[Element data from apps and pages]
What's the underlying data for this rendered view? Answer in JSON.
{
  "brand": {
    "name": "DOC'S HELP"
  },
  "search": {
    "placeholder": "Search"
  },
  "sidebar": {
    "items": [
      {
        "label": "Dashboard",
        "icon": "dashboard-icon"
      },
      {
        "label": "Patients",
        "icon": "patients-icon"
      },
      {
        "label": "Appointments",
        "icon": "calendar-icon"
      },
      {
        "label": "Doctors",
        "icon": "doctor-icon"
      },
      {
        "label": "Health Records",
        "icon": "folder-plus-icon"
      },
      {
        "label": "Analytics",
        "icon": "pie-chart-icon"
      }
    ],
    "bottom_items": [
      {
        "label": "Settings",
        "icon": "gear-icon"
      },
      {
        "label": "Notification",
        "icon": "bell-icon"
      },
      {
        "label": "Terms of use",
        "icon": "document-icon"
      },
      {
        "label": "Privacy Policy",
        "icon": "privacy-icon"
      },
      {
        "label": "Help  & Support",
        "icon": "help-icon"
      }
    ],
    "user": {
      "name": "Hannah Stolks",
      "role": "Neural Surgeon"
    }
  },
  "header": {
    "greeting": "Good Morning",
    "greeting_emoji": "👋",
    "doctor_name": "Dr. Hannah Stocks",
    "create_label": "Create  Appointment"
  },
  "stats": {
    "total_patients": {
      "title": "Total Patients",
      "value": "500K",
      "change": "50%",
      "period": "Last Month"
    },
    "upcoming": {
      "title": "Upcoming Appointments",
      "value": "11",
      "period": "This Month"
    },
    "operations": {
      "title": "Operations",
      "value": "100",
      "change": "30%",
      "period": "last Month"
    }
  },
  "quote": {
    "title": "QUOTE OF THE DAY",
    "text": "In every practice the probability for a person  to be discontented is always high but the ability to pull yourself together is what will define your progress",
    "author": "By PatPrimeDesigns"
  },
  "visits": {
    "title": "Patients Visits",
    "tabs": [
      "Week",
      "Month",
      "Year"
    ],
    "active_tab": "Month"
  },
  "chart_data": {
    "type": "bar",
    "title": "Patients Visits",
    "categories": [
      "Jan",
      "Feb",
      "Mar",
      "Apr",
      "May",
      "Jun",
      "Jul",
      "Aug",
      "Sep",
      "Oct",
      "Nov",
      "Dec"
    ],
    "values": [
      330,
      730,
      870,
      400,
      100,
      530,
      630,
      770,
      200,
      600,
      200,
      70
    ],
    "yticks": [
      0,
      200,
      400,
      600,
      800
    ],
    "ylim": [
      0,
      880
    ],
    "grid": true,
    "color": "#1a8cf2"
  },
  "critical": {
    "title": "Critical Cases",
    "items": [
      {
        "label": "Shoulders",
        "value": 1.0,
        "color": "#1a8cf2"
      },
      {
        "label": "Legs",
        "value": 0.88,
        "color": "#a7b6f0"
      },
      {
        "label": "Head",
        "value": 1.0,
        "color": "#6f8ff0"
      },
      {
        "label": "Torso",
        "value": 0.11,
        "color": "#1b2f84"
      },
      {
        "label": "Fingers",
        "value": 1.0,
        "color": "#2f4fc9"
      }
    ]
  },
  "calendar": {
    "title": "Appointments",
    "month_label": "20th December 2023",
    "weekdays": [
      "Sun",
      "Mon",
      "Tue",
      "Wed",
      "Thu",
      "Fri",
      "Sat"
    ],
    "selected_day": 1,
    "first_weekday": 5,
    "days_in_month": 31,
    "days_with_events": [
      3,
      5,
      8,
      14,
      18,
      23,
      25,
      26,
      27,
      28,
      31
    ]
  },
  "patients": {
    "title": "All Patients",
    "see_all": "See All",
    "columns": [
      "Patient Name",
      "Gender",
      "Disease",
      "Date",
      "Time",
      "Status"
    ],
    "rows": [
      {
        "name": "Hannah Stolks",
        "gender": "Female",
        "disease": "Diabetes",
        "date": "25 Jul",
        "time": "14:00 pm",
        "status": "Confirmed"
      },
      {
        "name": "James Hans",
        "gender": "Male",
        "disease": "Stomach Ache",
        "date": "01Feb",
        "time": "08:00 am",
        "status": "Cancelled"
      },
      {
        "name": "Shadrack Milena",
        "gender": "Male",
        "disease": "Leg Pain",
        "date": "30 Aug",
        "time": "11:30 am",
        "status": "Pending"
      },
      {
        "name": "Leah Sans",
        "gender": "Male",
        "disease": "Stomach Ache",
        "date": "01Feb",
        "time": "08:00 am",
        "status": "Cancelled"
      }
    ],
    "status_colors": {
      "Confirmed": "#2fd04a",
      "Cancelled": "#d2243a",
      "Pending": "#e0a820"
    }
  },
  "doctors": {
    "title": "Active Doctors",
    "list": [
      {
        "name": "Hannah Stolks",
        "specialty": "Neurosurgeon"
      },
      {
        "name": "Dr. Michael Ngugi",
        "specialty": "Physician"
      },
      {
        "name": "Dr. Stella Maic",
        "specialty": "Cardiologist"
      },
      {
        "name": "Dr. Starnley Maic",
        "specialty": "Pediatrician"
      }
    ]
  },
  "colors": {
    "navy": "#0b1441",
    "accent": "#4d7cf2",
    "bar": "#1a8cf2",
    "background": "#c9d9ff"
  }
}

■ Action item ■
Check the data above line by line for the word "Hannah". State only how many lines contain it.

■ Task result ■
4